Write the material out again exactly as it stands.
+---+
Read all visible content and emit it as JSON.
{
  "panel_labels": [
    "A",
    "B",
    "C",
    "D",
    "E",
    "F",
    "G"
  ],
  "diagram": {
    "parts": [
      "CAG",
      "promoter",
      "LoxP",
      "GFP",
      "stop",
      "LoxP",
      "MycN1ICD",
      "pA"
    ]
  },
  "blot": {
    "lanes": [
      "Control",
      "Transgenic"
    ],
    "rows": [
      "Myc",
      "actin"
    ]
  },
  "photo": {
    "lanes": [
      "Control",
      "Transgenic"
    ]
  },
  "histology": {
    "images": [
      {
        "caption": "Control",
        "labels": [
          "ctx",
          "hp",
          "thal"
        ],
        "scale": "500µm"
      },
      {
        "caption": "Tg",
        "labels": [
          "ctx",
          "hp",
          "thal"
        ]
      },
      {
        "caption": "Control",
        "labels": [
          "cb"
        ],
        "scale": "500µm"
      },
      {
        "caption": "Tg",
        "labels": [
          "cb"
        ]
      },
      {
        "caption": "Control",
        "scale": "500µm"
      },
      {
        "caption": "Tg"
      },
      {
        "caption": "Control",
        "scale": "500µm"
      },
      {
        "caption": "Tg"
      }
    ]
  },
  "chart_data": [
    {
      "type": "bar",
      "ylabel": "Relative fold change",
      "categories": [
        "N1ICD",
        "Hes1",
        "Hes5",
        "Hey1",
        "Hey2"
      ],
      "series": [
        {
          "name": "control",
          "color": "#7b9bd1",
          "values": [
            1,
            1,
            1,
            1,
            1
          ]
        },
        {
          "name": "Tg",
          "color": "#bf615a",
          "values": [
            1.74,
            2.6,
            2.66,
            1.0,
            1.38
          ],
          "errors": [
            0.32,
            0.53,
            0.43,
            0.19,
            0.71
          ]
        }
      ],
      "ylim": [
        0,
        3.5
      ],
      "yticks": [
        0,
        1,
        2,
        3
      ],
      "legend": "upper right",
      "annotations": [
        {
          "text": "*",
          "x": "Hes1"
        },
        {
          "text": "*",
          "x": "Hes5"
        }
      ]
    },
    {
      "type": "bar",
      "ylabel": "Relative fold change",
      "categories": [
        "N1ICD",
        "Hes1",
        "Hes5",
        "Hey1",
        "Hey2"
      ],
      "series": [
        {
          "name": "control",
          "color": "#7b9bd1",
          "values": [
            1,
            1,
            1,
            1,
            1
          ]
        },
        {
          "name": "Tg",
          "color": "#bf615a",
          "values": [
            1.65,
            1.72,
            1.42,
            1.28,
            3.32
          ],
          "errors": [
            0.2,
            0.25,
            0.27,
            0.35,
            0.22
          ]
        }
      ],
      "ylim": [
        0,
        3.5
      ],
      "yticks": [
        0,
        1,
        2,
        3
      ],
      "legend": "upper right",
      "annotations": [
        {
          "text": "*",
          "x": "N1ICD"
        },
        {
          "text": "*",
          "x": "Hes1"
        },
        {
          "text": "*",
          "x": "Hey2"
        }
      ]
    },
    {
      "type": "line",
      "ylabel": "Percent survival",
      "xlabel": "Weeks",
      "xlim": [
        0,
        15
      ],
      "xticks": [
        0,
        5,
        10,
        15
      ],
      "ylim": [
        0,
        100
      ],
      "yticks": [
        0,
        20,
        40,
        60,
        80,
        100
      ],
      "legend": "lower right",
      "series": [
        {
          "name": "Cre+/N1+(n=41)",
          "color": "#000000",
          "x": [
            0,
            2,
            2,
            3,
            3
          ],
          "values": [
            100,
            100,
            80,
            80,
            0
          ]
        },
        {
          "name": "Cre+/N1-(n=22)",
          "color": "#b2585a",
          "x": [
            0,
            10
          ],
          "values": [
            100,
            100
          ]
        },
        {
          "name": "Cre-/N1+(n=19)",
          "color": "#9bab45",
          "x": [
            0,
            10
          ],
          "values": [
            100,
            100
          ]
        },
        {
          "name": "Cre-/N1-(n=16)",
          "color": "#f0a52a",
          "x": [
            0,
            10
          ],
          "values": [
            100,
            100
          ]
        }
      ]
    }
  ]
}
+---+
● **Task output**:
Read all visible content and emit it as JSON.
{
  "panel_labels": [
    "A",
    "B",
    "C",
    "D",
    "E",
    "F",
    "G"
  ],
  "diagram": {
    "parts": [
      "CAG",
      "promoter",
      "LoxP",
      "GFP",
      "stop",
      "LoxP",
      "MycN1ICD",
      "pA"
    ]
  },
  "blot": {
    "lanes": [
      "Control",
      "Transgenic"
    ],
    "rows": [
      "Myc",
      "actin"
    ]
  },
  "photo": {
    "lanes": [
      "Control",
      "Transgenic"
    ]
  },
  "histology": {
    "images": [
      {
        "caption": "Control",
        "labels": [
          "ctx",
          "hp",
          "thal"
        ],
        "scale": "500µm"
      },
      {
        "caption": "Tg",
        "labels": [
          "ctx",
          "hp",
          "thal"
        ]
      },
      {
        "caption": "Control",
        "labels": [
          "cb"
        ],
        "scale": "500µm"
      },
      {
        "caption": "Tg",
        "labels": [
          "cb"
        ]
      },
      {
        "caption": "Control",
        "scale": "500µm"
      },
      {
        "caption": "Tg"
      },
      {
        "caption": "Control",
        "scale": "500µm"
      },
      {
        "caption": "Tg"
      }
    ]
  },
  "chart_data": [
    {
      "type": "bar",
      "ylabel": "Relative fold change",
      "categories": [
        "N1ICD",
        "Hes1",
        "Hes5",
        "Hey1",
        "Hey2"
      ],
      "series": [
        {
          "name": "control",
          "color": "#7b9bd1",
          "values": [
            1,
            1,
            1,
            1,
            1
          ]
        },
        {
          "name": "Tg",
          "color": "#bf615a",
          "values": [
            1.74,
            2.6,
            2.66,
            1.0,
            1.38
          ],
          "errors": [
            0.32,
            0.53,
            0.43,
            0.19,
            0.71
          ]
        }
      ],
      "ylim": [
        0,
        3.5
      ],
      "yticks": [
        0,
        1,
        2,
        3
      ],
      "legend": "upper right",
      "annotations": [
        {
          "text": "*",
          "x": "Hes1"
        },
        {
          "text": "*",
          "x": "Hes5"
        }
      ]
    },
    {
      "type": "bar",
      "ylabel": "Relative fold change",
      "categories": [
        "N1ICD",
        "Hes1",
        "Hes5",
        "Hey1",
        "Hey2"
      ],
      "series": [
        {
          "name": "control",
          "color": "#7b9bd1",
          "values": [
            1,
            1,
            1,
            1,
            1
          ]
        },
        {
          "name": "Tg",
          "color": "#bf615a",
          "values": [
            1.65,
            1.72,
            1.42,
            1.28,
            3.32
          ],
          "errors": [
            0.2,
            0.25,
            0.27,
            0.35,
            0.22
          ]
        }
      ],
      "ylim": [
        0,
        3.5
      ],
      "yticks": [
        0,
        1,
        2,
        3
      ],
      "legend": "upper right",
      "annotations": [
        {
          "text": "*",
          "x": "N1ICD"
        },
        {
          "text": "*",
          "x": "Hes1"
        },
        {
          "text": "*",
          "x": "Hey2"
        }
      ]
    },
    {
      "type": "line",
      "ylabel": "Percent survival",
      "xlabel": "Weeks",
      "xlim": [
        0,
        15
      ],
      "xticks": [
        0,
        5,
        10,
        15
      ],
      "ylim": [
        0,
        100
      ],
      "yticks": [
        0,
        20,
        40,
        60,
        80,
        100
      ],
      "legend": "lower right",
      "series": [
        {
          "name": "Cre+/N1+(n=41)",
          "color": "#000000",
          "x": [
            0,
            2,
            2,
            3,
            3
          ],
          "values": [
            100,
            100,
            80,
            80,
            0
          ]
        },
        {
          "name": "Cre+/N1-(n=22)",
          "color": "#b2585a",
          "x": [
            0,
            10
          ],
          "values": [
            100,
            100
          ]
        },
        {
          "name": "Cre-/N1+(n=19)",
          "color": "#9bab45",
          "x": [
            0,
            10
          ],
          "values": [
            100,
            100
          ]
        },
        {
          "name": "Cre-/N1-(n=16)",
          "color": "#f0a52a",
          "x": [
            0,
            10
          ],
          "values": [
            100,
            100
          ]
        }
      ]
    }
  ]
}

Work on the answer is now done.